Problem to work on -> Every line with the word "milliers" in it should be extracted from the data that follows.

Dataset excerpt
::::

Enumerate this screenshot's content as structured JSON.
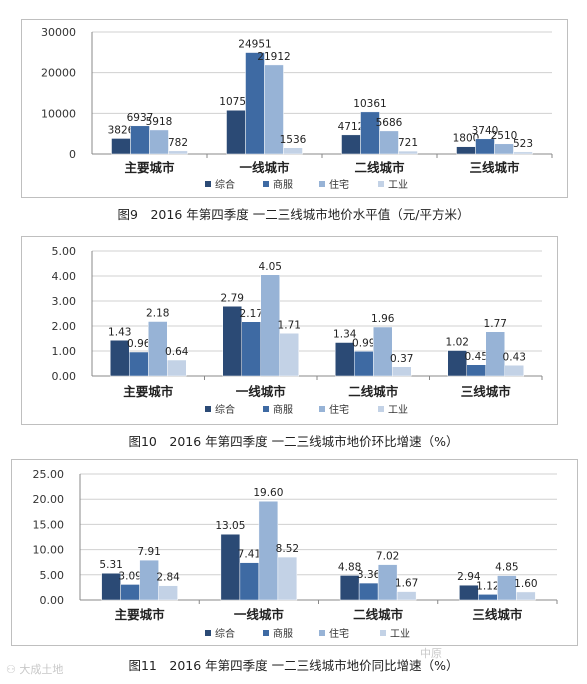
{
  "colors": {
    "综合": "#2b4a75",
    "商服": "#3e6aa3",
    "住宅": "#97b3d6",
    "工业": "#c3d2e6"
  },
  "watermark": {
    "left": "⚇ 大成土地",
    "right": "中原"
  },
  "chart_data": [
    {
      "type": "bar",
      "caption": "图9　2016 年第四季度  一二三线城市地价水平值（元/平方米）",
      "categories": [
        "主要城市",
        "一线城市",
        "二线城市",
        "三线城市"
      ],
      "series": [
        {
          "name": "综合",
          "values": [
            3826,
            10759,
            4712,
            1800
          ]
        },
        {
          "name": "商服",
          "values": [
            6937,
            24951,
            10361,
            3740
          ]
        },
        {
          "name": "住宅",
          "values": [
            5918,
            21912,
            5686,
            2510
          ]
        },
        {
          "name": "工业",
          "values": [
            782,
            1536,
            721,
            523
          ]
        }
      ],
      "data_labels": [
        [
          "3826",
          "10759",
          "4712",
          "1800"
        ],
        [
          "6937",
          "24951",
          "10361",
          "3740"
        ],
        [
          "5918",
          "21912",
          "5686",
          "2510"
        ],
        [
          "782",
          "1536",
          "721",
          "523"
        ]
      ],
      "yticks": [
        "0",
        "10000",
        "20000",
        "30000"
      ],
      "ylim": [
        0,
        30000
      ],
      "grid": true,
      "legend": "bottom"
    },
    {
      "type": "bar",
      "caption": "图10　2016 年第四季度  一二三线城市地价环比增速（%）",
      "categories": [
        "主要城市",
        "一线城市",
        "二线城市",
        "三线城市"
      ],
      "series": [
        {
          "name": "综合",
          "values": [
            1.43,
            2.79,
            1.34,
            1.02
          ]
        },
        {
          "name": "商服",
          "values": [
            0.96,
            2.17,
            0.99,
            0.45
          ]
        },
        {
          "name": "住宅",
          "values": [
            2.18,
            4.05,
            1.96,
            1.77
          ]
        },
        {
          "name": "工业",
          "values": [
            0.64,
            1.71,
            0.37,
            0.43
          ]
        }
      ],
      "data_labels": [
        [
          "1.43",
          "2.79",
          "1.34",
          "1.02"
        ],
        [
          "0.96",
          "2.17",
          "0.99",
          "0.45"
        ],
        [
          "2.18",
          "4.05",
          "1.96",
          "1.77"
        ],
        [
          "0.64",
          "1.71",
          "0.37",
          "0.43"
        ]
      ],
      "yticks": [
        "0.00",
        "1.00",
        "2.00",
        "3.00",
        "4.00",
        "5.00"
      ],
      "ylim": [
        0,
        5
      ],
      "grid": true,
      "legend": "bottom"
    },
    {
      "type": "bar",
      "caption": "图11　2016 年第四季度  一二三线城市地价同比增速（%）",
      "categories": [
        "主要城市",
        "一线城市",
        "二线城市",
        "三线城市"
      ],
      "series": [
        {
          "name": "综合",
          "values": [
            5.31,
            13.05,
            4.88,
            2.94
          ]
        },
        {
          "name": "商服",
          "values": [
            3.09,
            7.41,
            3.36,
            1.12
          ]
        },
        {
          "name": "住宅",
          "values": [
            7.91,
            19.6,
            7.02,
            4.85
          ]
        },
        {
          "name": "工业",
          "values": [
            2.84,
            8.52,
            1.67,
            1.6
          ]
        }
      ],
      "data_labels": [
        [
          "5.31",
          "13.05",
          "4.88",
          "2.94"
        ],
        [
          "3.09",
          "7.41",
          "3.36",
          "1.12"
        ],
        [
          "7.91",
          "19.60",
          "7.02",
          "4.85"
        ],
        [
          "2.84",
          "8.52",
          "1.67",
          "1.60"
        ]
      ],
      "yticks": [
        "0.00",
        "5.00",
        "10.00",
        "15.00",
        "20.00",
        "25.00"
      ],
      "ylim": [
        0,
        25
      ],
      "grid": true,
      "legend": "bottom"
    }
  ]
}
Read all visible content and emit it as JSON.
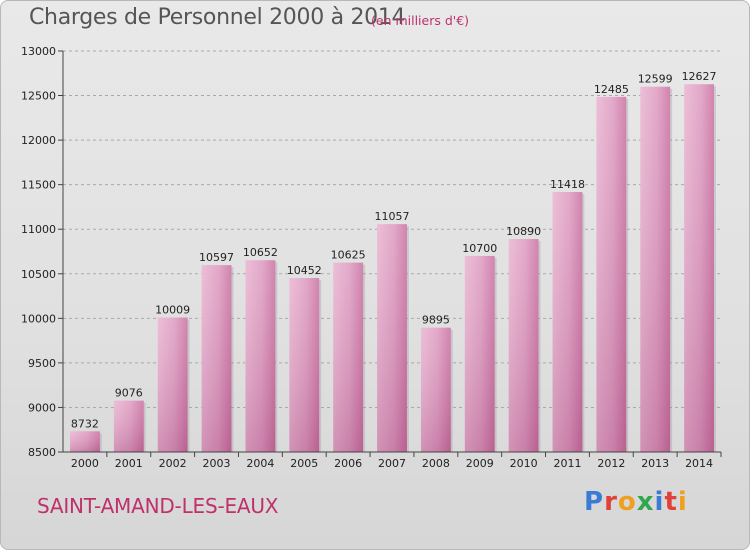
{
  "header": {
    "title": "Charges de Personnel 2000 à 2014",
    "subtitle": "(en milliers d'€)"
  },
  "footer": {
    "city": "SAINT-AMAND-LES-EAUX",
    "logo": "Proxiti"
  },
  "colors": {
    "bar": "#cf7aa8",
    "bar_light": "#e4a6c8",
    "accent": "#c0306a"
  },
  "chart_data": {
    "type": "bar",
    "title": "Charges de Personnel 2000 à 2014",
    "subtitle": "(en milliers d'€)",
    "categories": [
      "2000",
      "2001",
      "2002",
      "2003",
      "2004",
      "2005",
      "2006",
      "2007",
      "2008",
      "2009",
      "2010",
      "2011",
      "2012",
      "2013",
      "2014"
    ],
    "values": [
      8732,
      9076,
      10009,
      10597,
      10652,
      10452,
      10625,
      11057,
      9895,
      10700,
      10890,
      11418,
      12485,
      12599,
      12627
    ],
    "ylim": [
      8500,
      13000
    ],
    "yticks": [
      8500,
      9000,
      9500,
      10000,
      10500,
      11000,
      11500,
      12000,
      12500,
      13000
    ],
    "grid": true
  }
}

::::

Completed task ->
    "subtitle": "(en milliers d'€)"
    "subtitle": "(en milliers d'€)",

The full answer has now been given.